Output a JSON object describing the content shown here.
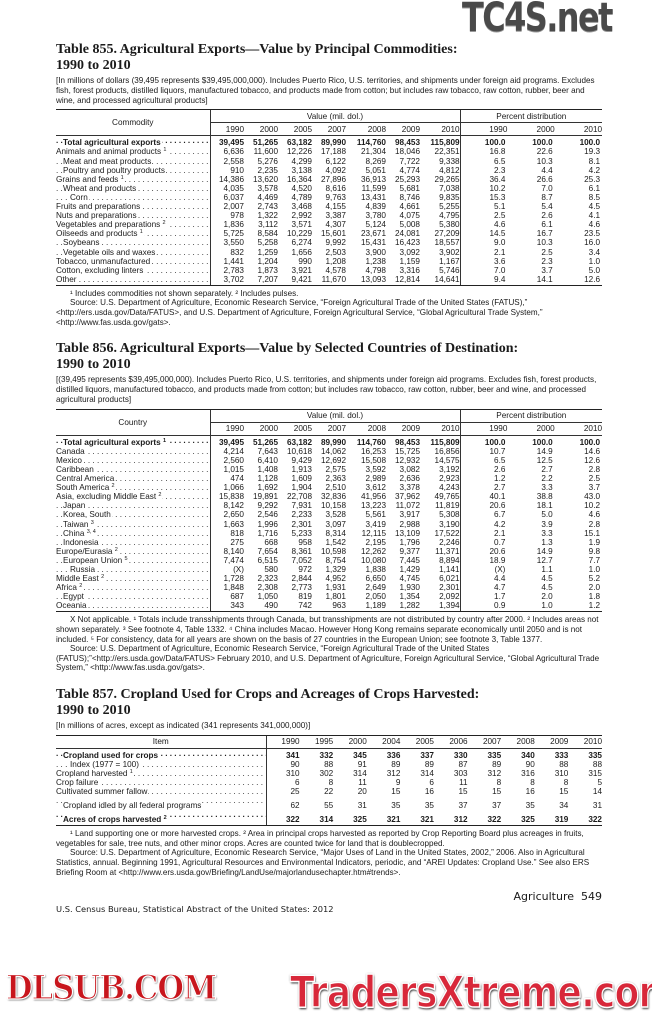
{
  "watermarks": {
    "top": "TC4S.net",
    "middle": "DLSUB.COM",
    "bottom": "TradersXtreme.com"
  },
  "tables": [
    {
      "title_line1": "Table 855. Agricultural Exports—Value by Principal Commodities:",
      "title_line2": "1990 to 2010",
      "note": "[In millions of dollars (39,495 represents $39,495,000,000). Includes Puerto Rico, U.S. territories, and shipments under foreign aid programs. Excludes fish, forest products, distilled liquors, manufactured tobacco, and products made from cotton; but includes raw tobacco, raw cotton, rubber, beer and wine, and processed agricultural products]",
      "stub_header": "Commodity",
      "groups": [
        {
          "label": "Value (mil. dol.)",
          "span": 7
        },
        {
          "label": "Percent distribution",
          "span": 3
        }
      ],
      "years": [
        "1990",
        "2000",
        "2005",
        "2007",
        "2008",
        "2009",
        "2010",
        "1990",
        "2000",
        "2010"
      ],
      "rows": [
        {
          "label": "Total agricultural exports",
          "sup": "",
          "indent": 1,
          "bold": true,
          "values": [
            "39,495",
            "51,265",
            "63,182",
            "89,990",
            "114,760",
            "98,453",
            "115,809",
            "100.0",
            "100.0",
            "100.0"
          ]
        },
        {
          "label": "Animals and animal products",
          "sup": "1",
          "indent": 0,
          "values": [
            "6,636",
            "11,600",
            "12,226",
            "17,188",
            "21,304",
            "18,046",
            "22,351",
            "16.8",
            "22.6",
            "19.3"
          ]
        },
        {
          "label": "Meat and meat products",
          "sup": "",
          "indent": 1,
          "values": [
            "2,558",
            "5,276",
            "4,299",
            "6,122",
            "8,269",
            "7,722",
            "9,338",
            "6.5",
            "10.3",
            "8.1"
          ]
        },
        {
          "label": "Poultry and poultry products",
          "sup": "",
          "indent": 1,
          "values": [
            "910",
            "2,235",
            "3,138",
            "4,092",
            "5,051",
            "4,774",
            "4,812",
            "2.3",
            "4.4",
            "4.2"
          ]
        },
        {
          "label": "Grains and feeds",
          "sup": "1",
          "indent": 0,
          "values": [
            "14,386",
            "13,620",
            "16,364",
            "27,896",
            "36,913",
            "25,293",
            "29,265",
            "36.4",
            "26.6",
            "25.3"
          ]
        },
        {
          "label": "Wheat and products",
          "sup": "",
          "indent": 1,
          "values": [
            "4,035",
            "3,578",
            "4,520",
            "8,616",
            "11,599",
            "5,681",
            "7,038",
            "10.2",
            "7.0",
            "6.1"
          ]
        },
        {
          "label": "Corn",
          "sup": "",
          "indent": 2,
          "values": [
            "6,037",
            "4,469",
            "4,789",
            "9,763",
            "13,431",
            "8,746",
            "9,835",
            "15.3",
            "8.7",
            "8.5"
          ]
        },
        {
          "label": "Fruits and preparations",
          "sup": "",
          "indent": 0,
          "values": [
            "2,007",
            "2,743",
            "3,468",
            "4,155",
            "4,839",
            "4,661",
            "5,255",
            "5.1",
            "5.4",
            "4.5"
          ]
        },
        {
          "label": "Nuts and preparations",
          "sup": "",
          "indent": 0,
          "values": [
            "978",
            "1,322",
            "2,992",
            "3,387",
            "3,780",
            "4,075",
            "4,795",
            "2.5",
            "2.6",
            "4.1"
          ]
        },
        {
          "label": "Vegetables and preparations",
          "sup": "2",
          "indent": 0,
          "values": [
            "1,836",
            "3,112",
            "3,571",
            "4,307",
            "5,124",
            "5,008",
            "5,380",
            "4.6",
            "6.1",
            "4.6"
          ]
        },
        {
          "label": "Oilseeds and products",
          "sup": "1",
          "indent": 0,
          "values": [
            "5,725",
            "8,584",
            "10,229",
            "15,601",
            "23,671",
            "24,081",
            "27,209",
            "14.5",
            "16.7",
            "23.5"
          ]
        },
        {
          "label": "Soybeans",
          "sup": "",
          "indent": 1,
          "values": [
            "3,550",
            "5,258",
            "6,274",
            "9,992",
            "15,431",
            "16,423",
            "18,557",
            "9.0",
            "10.3",
            "16.0"
          ]
        },
        {
          "label": "Vegetable oils and waxes",
          "sup": "",
          "indent": 1,
          "values": [
            "832",
            "1,259",
            "1,656",
            "2,503",
            "3,900",
            "3,092",
            "3,902",
            "2.1",
            "2.5",
            "3.4"
          ]
        },
        {
          "label": "Tobacco, unmanufactured",
          "sup": "",
          "indent": 0,
          "values": [
            "1,441",
            "1,204",
            "990",
            "1,208",
            "1,238",
            "1,159",
            "1,167",
            "3.6",
            "2.3",
            "1.0"
          ]
        },
        {
          "label": "Cotton, excluding linters",
          "sup": "",
          "indent": 0,
          "values": [
            "2,783",
            "1,873",
            "3,921",
            "4,578",
            "4,798",
            "3,316",
            "5,746",
            "7.0",
            "3.7",
            "5.0"
          ]
        },
        {
          "label": "Other",
          "sup": "",
          "indent": 0,
          "values": [
            "3,702",
            "7,207",
            "9,421",
            "11,670",
            "13,093",
            "12,814",
            "14,641",
            "9.4",
            "14.1",
            "12.6"
          ]
        }
      ],
      "footnotes": [
        "¹ Includes commodities not shown separately. ² Includes pulses.",
        "Source: U.S. Department of Agriculture, Economic Research Service, “Foreign Agricultural Trade of the United States (FATUS),” <http://ers.usda.gov/Data/FATUS>, and U.S. Department of Agriculture, Foreign Agricultural Service, “Global Agricultural Trade System,” <http://www.fas.usda.gov/gats>."
      ]
    },
    {
      "title_line1": "Table 856. Agricultural Exports—Value by Selected Countries of Destination:",
      "title_line2": "1990 to 2010",
      "note": "[(39,495 represents $39,495,000,000). Includes Puerto Rico, U.S. territories, and shipments under foreign aid programs. Excludes fish, forest products, distilled liquors, manufactured tobacco, and products made from cotton; but includes raw tobacco, raw cotton, rubber, beer and wine, and processed agricultural products]",
      "stub_header": "Country",
      "groups": [
        {
          "label": "Value (mil. dol.)",
          "span": 7
        },
        {
          "label": "Percent distribution",
          "span": 3
        }
      ],
      "years": [
        "1990",
        "2000",
        "2005",
        "2007",
        "2008",
        "2009",
        "2010",
        "1990",
        "2000",
        "2010"
      ],
      "rows": [
        {
          "label": "Total agricultural exports",
          "sup": "1",
          "indent": 1,
          "bold": true,
          "values": [
            "39,495",
            "51,265",
            "63,182",
            "89,990",
            "114,760",
            "98,453",
            "115,809",
            "100.0",
            "100.0",
            "100.0"
          ]
        },
        {
          "label": "Canada",
          "sup": "",
          "indent": 0,
          "values": [
            "4,214",
            "7,643",
            "10,618",
            "14,062",
            "16,253",
            "15,725",
            "16,856",
            "10.7",
            "14.9",
            "14.6"
          ]
        },
        {
          "label": "Mexico",
          "sup": "",
          "indent": 0,
          "values": [
            "2,560",
            "6,410",
            "9,429",
            "12,692",
            "15,508",
            "12,932",
            "14,575",
            "6.5",
            "12.5",
            "12.6"
          ]
        },
        {
          "label": "Caribbean",
          "sup": "",
          "indent": 0,
          "values": [
            "1,015",
            "1,408",
            "1,913",
            "2,575",
            "3,592",
            "3,082",
            "3,192",
            "2.6",
            "2.7",
            "2.8"
          ]
        },
        {
          "label": "Central America",
          "sup": "",
          "indent": 0,
          "values": [
            "474",
            "1,128",
            "1,609",
            "2,363",
            "2,989",
            "2,636",
            "2,923",
            "1.2",
            "2.2",
            "2.5"
          ]
        },
        {
          "label": "South America",
          "sup": "2",
          "indent": 0,
          "values": [
            "1,066",
            "1,692",
            "1,904",
            "2,510",
            "3,612",
            "3,378",
            "4,243",
            "2.7",
            "3.3",
            "3.7"
          ]
        },
        {
          "label": "Asia, excluding Middle East",
          "sup": "2",
          "indent": 0,
          "values": [
            "15,838",
            "19,891",
            "22,708",
            "32,836",
            "41,956",
            "37,962",
            "49,765",
            "40.1",
            "38.8",
            "43.0"
          ]
        },
        {
          "label": "Japan",
          "sup": "",
          "indent": 1,
          "values": [
            "8,142",
            "9,292",
            "7,931",
            "10,158",
            "13,223",
            "11,072",
            "11,819",
            "20.6",
            "18.1",
            "10.2"
          ]
        },
        {
          "label": "Korea, South",
          "sup": "",
          "indent": 1,
          "values": [
            "2,650",
            "2,546",
            "2,233",
            "3,528",
            "5,561",
            "3,917",
            "5,308",
            "6.7",
            "5.0",
            "4.6"
          ]
        },
        {
          "label": "Taiwan",
          "sup": "3",
          "indent": 1,
          "values": [
            "1,663",
            "1,996",
            "2,301",
            "3,097",
            "3,419",
            "2,988",
            "3,190",
            "4.2",
            "3.9",
            "2.8"
          ]
        },
        {
          "label": "China",
          "sup": "3, 4",
          "indent": 1,
          "values": [
            "818",
            "1,716",
            "5,233",
            "8,314",
            "12,115",
            "13,109",
            "17,522",
            "2.1",
            "3.3",
            "15.1"
          ]
        },
        {
          "label": "Indonesia",
          "sup": "",
          "indent": 1,
          "values": [
            "275",
            "668",
            "958",
            "1,542",
            "2,195",
            "1,796",
            "2,246",
            "0.7",
            "1.3",
            "1.9"
          ]
        },
        {
          "label": "Europe/Eurasia",
          "sup": "2",
          "indent": 0,
          "values": [
            "8,140",
            "7,654",
            "8,361",
            "10,598",
            "12,262",
            "9,377",
            "11,371",
            "20.6",
            "14.9",
            "9.8"
          ]
        },
        {
          "label": "European Union",
          "sup": "5",
          "indent": 1,
          "values": [
            "7,474",
            "6,515",
            "7,052",
            "8,754",
            "10,080",
            "7,445",
            "8,894",
            "18.9",
            "12.7",
            "7.7"
          ]
        },
        {
          "label": "Russia",
          "sup": "",
          "indent": 2,
          "values": [
            "(X)",
            "580",
            "972",
            "1,329",
            "1,838",
            "1,429",
            "1,141",
            "(X)",
            "1.1",
            "1.0"
          ]
        },
        {
          "label": "Middle East",
          "sup": "2",
          "indent": 0,
          "values": [
            "1,728",
            "2,323",
            "2,844",
            "4,952",
            "6,650",
            "4,745",
            "6,021",
            "4.4",
            "4.5",
            "5.2"
          ]
        },
        {
          "label": "Africa",
          "sup": "2",
          "indent": 0,
          "values": [
            "1,848",
            "2,308",
            "2,773",
            "1,931",
            "2,649",
            "1,930",
            "2,301",
            "4.7",
            "4.5",
            "2.0"
          ]
        },
        {
          "label": "Egypt",
          "sup": "",
          "indent": 1,
          "values": [
            "687",
            "1,050",
            "819",
            "1,801",
            "2,050",
            "1,354",
            "2,092",
            "1.7",
            "2.0",
            "1.8"
          ]
        },
        {
          "label": "Oceania",
          "sup": "",
          "indent": 0,
          "values": [
            "343",
            "490",
            "742",
            "963",
            "1,189",
            "1,282",
            "1,394",
            "0.9",
            "1.0",
            "1.2"
          ]
        }
      ],
      "footnotes": [
        "X Not applicable. ¹ Totals include transshipments through Canada, but transshipments are not distributed by country after 2000. ² Includes areas not shown separately. ³ See footnote 4, Table 1332. ⁴ China includes Macao. However Hong Kong remains separate economically until 2050 and is not included. ⁵ For consistency, data for all years are shown on the basis of 27 countries in the European Union; see footnote 3, Table 1377.",
        "Source: U.S. Department of Agriculture, Economic Research Service, “Foreign Agricultural Trade of the United States (FATUS);”<http://ers.usda.gov/Data/FATUS> February 2010, and U.S. Department of Agriculture, Foreign Agricultural Service, “Global Agricultural Trade System,” <http://www.fas.usda.gov/gats>."
      ]
    },
    {
      "title_line1": "Table 857. Cropland Used for Crops and Acreages of Crops Harvested:",
      "title_line2": "1990 to 2010",
      "note": "[In millions of acres, except as indicated (341 represents 341,000,000)]",
      "stub_header": "Item",
      "groups": [],
      "years": [
        "1990",
        "1995",
        "2000",
        "2004",
        "2005",
        "2006",
        "2007",
        "2008",
        "2009",
        "2010"
      ],
      "rows": [
        {
          "label": "Cropland used for crops",
          "sup": "",
          "indent": 1,
          "bold": true,
          "values": [
            "341",
            "332",
            "345",
            "336",
            "337",
            "330",
            "335",
            "340",
            "333",
            "335"
          ]
        },
        {
          "label": "Index (1977 = 100)",
          "sup": "",
          "indent": 2,
          "values": [
            "90",
            "88",
            "91",
            "89",
            "89",
            "87",
            "89",
            "90",
            "88",
            "88"
          ]
        },
        {
          "label": "Cropland harvested",
          "sup": "1",
          "indent": 0,
          "values": [
            "310",
            "302",
            "314",
            "312",
            "314",
            "303",
            "312",
            "316",
            "310",
            "315"
          ]
        },
        {
          "label": "Crop failure",
          "sup": "",
          "indent": 0,
          "values": [
            "6",
            "8",
            "11",
            "9",
            "6",
            "11",
            "8",
            "8",
            "8",
            "5"
          ]
        },
        {
          "label": "Cultivated summer fallow",
          "sup": "",
          "indent": 0,
          "values": [
            "25",
            "22",
            "20",
            "15",
            "16",
            "15",
            "15",
            "16",
            "15",
            "14"
          ]
        },
        {
          "label": "Cropland idled by all federal programs",
          "sup": "",
          "indent": 1,
          "gap": true,
          "values": [
            "62",
            "55",
            "31",
            "35",
            "35",
            "37",
            "37",
            "35",
            "34",
            "31"
          ]
        },
        {
          "label": "Acres of crops harvested",
          "sup": "2",
          "indent": 1,
          "bold": true,
          "gap": true,
          "values": [
            "322",
            "314",
            "325",
            "321",
            "321",
            "312",
            "322",
            "325",
            "319",
            "322"
          ]
        }
      ],
      "footnotes": [
        "¹ Land supporting one or more harvested crops. ² Area in principal crops harvested as reported by Crop Reporting Board plus acreages in fruits, vegetables for sale, tree nuts, and other minor crops. Acres are counted twice for land that is doublecropped.",
        "Source: U.S. Department of Agriculture, Economic Research Service, “Major Uses of Land in the United States, 2002,” 2006. Also in Agricultural Statistics, annual. Beginning 1991, Agricultural Resources and Environmental Indicators, periodic, and “AREI Updates: Cropland Use.” See also ERS Briefing Room at <http://www.ers.usda.gov/Briefing/LandUse/majorlandusechapter.htm#trends>."
      ]
    }
  ],
  "footer": {
    "left": "U.S. Census Bureau, Statistical Abstract of the United States: 2012",
    "right": "Agriculture  549"
  }
}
#####
### [PROBLEM TO SOLVE]
Of the lines above, how many hold the string "beer"? Answer with only the number.

### [EXERCISE ANSWER]
2